### CONSIGNES DE L'EXERCICE
1 - Recopiez les entrées situées entre la ligne qui contient « 420, 474, 437] » et celle qui contient « 275, 16, 286] », toutes deux incluses, en substituant « Zone » à « Region » sans rien modifier d'autre.
2 - Poursuivez l'extrait sur la carte destinée aux familles monoparentales à partir de sa dernière phrase.

### EXTRAIT CHOISI
╭──

Centraliser les initiatives existantes

Cette carte serait facultative et renouvelable chaque année, elle permettrait notamment à différentes entités, comme les entreprises, les collectivités territoriales ou les services publics, qui mettent en place des politiques de soutien à destination des parents qui élèvent seuls leurs enfants, d’identifier plus facilement les personnes concernées. « Cette carte viendrait répondre à un certain nombre de difficultés. On a rencontré des entreprises qui voudraient proposer des politiques RSE aux familles monoparentales, comme le doublement des jours de congé enfant malade, ou une plus grande flexibilité sur les horaires de travail, mais qui estiment ne pas avoir de cadre juridique pour le faire », explique la co-rapporteure PS Colombe Brossel.

La mise en place d’un statut « famille monoparentale », inhérent à la création d’une carte, serait aussi une manière de lutter contre le phénomène du non-recours. Selon les chiffres de la Caf, entre 14 et 17 % des allocataires susceptibles de bénéficier de l’Allocation de soutien familial (ASF), une aide à destination des parents séparés, ne font pas valoir leurs droits.

╰──

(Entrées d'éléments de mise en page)
╭──

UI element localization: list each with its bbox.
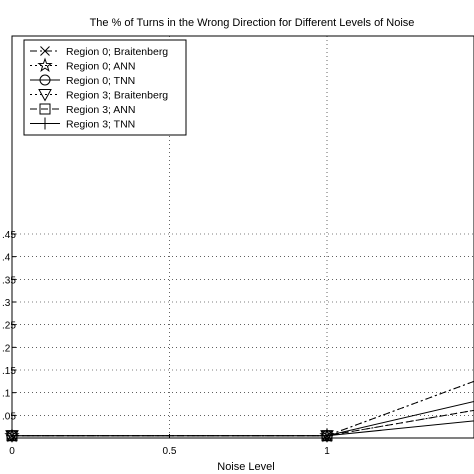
series-line	[12, 420, 474, 437]
y-tick-label: .15	[2, 366, 16, 377]
series-layer	[4, 380, 474, 443]
series-line	[12, 380, 474, 437]
series-1	[7, 380, 474, 441]
legend-label: Region 0; Braitenberg	[66, 46, 168, 58]
series-5	[6, 409, 474, 442]
y-tick-label: .05	[2, 411, 16, 422]
series-6	[6, 420, 474, 442]
x-tick-label: 1	[324, 446, 330, 457]
legend: Region 0; Braitenberg Region 0; ANN Region…	[23, 39, 187, 136]
legend-marker	[39, 117, 51, 130]
legend-label: Region 3; ANN	[66, 104, 135, 116]
grid	[12, 36, 474, 438]
y-tick-label: .35	[2, 275, 16, 286]
ticks: 00.511.522.5.05.1.15.2.25.3.35.4.45	[2, 230, 330, 457]
x-axis-label: Noise Level	[217, 461, 274, 473]
series-line	[12, 409, 474, 437]
legend-box	[23, 39, 187, 136]
legend-item: Region 3; Braitenberg	[30, 89, 168, 102]
y-tick-label: .4	[2, 253, 11, 264]
legend-label: Region 0; TNN	[66, 75, 135, 87]
legend-marker	[37, 57, 53, 72]
legend-item: Region 0; Braitenberg	[30, 46, 168, 58]
legend-label: Region 0; ANN	[66, 61, 135, 73]
legend-label: Region 3; TNN	[66, 119, 135, 131]
y-tick-label: .45	[2, 230, 16, 241]
chart-title: The % of Turns in the Wrong Direction fo…	[90, 17, 415, 29]
legend-marker	[38, 89, 52, 102]
x-tick-label: 0	[9, 446, 15, 457]
series-2	[4, 380, 474, 443]
legend-marker	[39, 74, 51, 86]
series-line	[12, 409, 474, 437]
legend-marker	[40, 46, 50, 56]
series-line	[12, 380, 474, 437]
legend-item: Region 3; TNN	[30, 117, 135, 131]
legend-item: Region 0; TNN	[30, 74, 135, 87]
y-tick-label: .3	[2, 298, 11, 309]
legend-marker	[39, 103, 51, 115]
y-tick-label: .2	[2, 343, 11, 354]
legend-label: Region 3; Braitenberg	[66, 90, 168, 102]
legend-item: Region 3; ANN	[30, 103, 135, 116]
y-tick-label: .1	[2, 389, 11, 400]
legend-item: Region 0; ANN	[30, 57, 135, 73]
series-4	[5, 409, 474, 443]
y-tick-label: .25	[2, 321, 16, 332]
x-tick-label: 0.5	[163, 446, 177, 457]
plot-frame	[11, 35, 474, 439]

╰──

### CORRIGÉ DE L'EXERCICE
1 -
series-line	[12, 420, 474, 437]
y-tick-label: .15	[2, 366, 16, 377]
series-layer	[4, 380, 474, 443]
series-line	[12, 380, 474, 437]
series-1	[7, 380, 474, 441]
legend-label: Zone 0; Braitenberg	[66, 46, 168, 58]
series-5	[6, 409, 474, 442]
y-tick-label: .05	[2, 411, 16, 422]
series-6	[6, 420, 474, 442]
x-tick-label: 1	[324, 446, 330, 457]
legend: Zone 0; Braitenberg Zone 0; ANN Zone…	[23, 39, 187, 136]
legend-marker	[39, 117, 51, 130]
legend-label: Zone 3; ANN	[66, 104, 135, 116]
grid	[12, 36, 474, 438]
y-tick-label: .35	[2, 275, 16, 286]

2 -
Un modèle familial exposé à la paupérisation

En France, une famille sur quatre est une famille monoparentale, soit 2 millions de familles. 82 % des familles monoparentales ont à leur tête des femmes, selon les chiffres présentés par le Sénat. « Les familles monoparentales, et tout particulièrement les mères isolées, sont exposées à un cumul sous-estimé d’inégalités et de difficultés : inégalités de genre, niveau de vie inférieur, privations matérielles et sociales, difficultés d’emploi, de logement, de mode de garde, etc. », alerte la Chambre haute.

Ainsi, 41 % des enfants issus de familles monoparentales vivent sous le seuil de pauvreté. Ce chiffre grimpe à 46 % chez les enfants qui vivent seuls avec leur mère. Après une séparation, la baisse du niveau de vie durant l’année qui suit la rupture est également plus marquée pour ceux qui restent avec leur mère, 25 %, contre seulement 11 % pour les enfants qui s’installent chez leur père.

Supprimer les incohérences fiscales

Le rapport du Sénat formule dix propositions afin d’apporter un soutien mieux adapté aux problématiques liées à ce type de modèle familial, mais aussi pour lutter contre certaines formes de stigmatisation et un manque de reconnaissance.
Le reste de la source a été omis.